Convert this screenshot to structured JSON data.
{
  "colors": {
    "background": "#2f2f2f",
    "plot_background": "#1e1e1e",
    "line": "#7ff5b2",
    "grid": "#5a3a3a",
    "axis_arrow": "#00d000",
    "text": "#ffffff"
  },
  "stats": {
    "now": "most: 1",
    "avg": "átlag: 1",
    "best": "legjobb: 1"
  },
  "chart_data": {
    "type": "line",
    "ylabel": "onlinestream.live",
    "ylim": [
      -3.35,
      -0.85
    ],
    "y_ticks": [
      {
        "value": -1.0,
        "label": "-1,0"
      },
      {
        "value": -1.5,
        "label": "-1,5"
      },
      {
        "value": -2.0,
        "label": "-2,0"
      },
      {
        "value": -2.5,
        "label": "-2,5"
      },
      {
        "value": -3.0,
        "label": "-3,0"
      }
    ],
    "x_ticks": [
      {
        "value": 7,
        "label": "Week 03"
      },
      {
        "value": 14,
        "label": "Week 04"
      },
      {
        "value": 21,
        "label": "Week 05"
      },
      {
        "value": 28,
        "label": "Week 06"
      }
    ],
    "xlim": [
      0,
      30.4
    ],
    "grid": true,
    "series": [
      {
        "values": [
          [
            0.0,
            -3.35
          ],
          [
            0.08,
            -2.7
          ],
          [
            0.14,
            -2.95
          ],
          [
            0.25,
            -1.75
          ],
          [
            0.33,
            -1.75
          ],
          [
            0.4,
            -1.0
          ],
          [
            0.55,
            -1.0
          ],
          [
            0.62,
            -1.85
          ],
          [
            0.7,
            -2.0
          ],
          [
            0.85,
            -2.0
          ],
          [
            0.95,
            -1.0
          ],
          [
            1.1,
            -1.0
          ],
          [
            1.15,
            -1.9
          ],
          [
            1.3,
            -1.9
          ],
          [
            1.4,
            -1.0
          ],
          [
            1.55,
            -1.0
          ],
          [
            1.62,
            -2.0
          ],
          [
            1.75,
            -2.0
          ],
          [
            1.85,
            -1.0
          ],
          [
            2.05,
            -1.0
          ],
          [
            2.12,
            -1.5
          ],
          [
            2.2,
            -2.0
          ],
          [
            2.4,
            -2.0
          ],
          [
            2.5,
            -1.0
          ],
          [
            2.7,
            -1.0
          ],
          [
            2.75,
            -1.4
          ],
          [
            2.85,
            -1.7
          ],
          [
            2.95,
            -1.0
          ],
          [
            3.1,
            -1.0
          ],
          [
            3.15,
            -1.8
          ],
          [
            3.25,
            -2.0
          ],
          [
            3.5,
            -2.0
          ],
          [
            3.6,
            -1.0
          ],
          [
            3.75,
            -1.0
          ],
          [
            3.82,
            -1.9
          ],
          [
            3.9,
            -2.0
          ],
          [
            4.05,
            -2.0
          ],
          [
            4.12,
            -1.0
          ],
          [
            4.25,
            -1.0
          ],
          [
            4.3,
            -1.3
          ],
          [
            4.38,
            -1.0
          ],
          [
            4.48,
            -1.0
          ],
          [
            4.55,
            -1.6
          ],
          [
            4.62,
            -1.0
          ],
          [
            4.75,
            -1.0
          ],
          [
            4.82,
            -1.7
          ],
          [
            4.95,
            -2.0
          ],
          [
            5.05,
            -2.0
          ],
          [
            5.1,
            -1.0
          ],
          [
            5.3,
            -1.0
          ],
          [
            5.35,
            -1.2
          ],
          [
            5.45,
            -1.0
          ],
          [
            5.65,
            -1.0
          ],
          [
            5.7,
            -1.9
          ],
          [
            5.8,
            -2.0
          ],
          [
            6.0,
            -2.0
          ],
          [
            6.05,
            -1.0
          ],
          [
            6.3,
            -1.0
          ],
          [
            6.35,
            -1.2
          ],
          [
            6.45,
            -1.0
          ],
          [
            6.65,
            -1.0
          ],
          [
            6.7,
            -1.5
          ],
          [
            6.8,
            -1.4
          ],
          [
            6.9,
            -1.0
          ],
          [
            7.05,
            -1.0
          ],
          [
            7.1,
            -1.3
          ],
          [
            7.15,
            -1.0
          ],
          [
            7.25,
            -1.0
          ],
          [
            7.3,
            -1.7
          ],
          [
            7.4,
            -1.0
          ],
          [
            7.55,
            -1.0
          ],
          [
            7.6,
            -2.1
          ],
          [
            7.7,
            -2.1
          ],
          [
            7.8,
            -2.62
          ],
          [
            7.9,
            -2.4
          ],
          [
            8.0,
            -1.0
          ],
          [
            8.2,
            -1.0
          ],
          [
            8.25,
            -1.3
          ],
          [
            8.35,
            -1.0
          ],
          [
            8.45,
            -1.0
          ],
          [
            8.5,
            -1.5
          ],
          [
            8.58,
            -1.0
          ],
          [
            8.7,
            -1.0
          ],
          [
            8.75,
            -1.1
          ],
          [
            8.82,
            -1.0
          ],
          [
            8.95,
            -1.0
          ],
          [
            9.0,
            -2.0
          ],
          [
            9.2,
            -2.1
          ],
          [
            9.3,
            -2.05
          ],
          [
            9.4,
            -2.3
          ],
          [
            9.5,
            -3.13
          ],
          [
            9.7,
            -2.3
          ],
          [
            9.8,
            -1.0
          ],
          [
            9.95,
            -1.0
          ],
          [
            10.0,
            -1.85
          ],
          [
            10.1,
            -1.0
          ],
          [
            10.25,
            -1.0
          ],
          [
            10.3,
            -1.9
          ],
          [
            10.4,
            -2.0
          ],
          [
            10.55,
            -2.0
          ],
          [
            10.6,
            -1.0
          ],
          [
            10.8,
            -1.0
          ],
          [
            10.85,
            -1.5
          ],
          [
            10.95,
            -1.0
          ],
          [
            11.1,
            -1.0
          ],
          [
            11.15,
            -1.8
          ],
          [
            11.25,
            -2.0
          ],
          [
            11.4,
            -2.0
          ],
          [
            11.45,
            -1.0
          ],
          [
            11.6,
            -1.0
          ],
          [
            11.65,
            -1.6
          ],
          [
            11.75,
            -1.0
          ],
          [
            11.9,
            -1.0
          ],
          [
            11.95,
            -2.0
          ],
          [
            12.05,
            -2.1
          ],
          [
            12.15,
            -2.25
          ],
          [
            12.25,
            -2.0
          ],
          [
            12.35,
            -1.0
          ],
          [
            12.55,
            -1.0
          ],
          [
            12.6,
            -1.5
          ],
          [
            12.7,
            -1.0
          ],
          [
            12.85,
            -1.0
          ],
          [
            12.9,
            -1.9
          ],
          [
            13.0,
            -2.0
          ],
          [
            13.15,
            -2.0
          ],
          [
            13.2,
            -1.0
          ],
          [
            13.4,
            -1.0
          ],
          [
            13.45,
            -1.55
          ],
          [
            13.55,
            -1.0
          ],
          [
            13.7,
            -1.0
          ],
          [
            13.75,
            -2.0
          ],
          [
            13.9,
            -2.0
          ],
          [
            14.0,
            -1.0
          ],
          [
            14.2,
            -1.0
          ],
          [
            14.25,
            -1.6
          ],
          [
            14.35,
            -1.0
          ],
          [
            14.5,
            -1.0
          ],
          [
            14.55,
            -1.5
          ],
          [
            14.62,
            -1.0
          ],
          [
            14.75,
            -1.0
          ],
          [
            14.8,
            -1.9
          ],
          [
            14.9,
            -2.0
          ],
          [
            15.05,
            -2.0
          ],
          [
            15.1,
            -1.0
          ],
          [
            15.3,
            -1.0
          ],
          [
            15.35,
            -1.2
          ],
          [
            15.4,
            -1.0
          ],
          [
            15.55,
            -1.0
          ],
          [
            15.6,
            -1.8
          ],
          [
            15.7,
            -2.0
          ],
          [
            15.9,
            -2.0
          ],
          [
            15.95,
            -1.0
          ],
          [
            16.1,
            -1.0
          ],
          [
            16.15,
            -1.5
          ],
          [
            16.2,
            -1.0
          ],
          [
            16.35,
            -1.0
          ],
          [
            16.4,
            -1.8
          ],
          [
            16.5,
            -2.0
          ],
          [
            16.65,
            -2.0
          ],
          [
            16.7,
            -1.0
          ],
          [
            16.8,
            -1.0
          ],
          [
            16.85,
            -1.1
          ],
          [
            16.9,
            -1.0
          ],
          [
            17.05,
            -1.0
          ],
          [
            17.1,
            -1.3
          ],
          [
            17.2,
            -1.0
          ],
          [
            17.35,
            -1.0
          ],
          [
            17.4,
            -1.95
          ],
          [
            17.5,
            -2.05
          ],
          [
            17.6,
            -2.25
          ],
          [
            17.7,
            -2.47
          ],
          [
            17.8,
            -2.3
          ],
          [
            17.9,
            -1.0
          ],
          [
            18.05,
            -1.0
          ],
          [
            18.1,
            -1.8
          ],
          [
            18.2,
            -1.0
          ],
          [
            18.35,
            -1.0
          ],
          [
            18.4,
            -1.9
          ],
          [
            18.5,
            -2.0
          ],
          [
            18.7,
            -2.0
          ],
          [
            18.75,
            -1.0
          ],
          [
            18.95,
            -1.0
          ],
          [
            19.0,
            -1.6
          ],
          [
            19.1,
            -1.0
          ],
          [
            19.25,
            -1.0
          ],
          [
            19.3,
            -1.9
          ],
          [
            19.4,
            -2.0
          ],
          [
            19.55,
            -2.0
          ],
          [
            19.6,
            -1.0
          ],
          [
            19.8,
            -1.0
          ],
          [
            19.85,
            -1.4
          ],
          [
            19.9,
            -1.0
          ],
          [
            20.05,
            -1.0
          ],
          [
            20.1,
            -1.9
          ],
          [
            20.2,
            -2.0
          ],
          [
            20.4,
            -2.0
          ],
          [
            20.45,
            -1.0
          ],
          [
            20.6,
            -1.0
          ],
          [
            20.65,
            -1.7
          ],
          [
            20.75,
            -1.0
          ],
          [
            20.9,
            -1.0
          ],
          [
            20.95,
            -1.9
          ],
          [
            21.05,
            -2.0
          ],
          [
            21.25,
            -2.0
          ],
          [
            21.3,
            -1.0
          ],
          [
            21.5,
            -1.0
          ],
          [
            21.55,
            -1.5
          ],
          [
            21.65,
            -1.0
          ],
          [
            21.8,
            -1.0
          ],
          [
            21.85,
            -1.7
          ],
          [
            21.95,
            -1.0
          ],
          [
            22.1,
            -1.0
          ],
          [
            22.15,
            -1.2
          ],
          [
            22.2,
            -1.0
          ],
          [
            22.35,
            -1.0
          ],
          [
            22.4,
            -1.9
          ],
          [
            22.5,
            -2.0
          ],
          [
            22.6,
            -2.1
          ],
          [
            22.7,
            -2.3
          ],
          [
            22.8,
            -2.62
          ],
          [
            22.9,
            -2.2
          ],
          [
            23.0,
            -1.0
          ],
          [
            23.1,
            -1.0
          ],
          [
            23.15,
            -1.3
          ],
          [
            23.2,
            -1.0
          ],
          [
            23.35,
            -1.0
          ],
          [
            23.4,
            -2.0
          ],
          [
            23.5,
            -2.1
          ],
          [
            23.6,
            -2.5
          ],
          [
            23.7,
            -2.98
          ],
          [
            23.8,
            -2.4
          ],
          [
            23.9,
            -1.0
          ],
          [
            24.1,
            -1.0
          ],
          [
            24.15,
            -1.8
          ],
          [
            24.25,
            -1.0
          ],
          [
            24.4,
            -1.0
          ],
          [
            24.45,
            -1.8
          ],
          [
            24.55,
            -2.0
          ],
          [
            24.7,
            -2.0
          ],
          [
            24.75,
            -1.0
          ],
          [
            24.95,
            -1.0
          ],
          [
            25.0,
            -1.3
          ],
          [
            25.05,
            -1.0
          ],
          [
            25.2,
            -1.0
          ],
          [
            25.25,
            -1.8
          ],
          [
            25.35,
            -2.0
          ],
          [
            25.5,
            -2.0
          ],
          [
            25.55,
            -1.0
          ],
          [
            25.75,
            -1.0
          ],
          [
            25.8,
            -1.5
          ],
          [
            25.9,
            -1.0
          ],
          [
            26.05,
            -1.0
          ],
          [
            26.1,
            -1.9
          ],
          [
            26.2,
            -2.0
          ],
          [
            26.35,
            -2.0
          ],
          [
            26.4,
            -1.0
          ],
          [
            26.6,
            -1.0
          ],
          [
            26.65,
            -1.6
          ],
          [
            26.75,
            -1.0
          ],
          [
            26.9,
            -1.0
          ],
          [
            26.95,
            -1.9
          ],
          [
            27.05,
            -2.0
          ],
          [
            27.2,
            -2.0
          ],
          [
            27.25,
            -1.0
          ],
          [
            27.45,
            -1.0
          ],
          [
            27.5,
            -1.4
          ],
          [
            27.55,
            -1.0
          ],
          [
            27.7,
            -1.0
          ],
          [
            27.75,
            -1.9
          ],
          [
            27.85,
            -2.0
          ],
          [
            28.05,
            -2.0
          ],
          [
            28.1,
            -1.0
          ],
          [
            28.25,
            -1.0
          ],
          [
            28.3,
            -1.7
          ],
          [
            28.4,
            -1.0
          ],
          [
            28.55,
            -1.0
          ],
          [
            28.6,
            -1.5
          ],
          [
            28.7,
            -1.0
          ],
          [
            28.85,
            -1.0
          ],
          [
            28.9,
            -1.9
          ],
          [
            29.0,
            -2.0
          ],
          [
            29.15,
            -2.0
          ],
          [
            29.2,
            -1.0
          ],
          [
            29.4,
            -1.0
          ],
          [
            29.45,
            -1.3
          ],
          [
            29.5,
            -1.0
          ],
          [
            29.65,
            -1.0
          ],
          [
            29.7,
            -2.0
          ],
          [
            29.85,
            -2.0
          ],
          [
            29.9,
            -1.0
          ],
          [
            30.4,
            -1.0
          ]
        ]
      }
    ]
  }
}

■ TASK PROMPT
Above are some records. Count the lines among them with the word "Week", and answer with the number only.

■ THE RESPONSE
4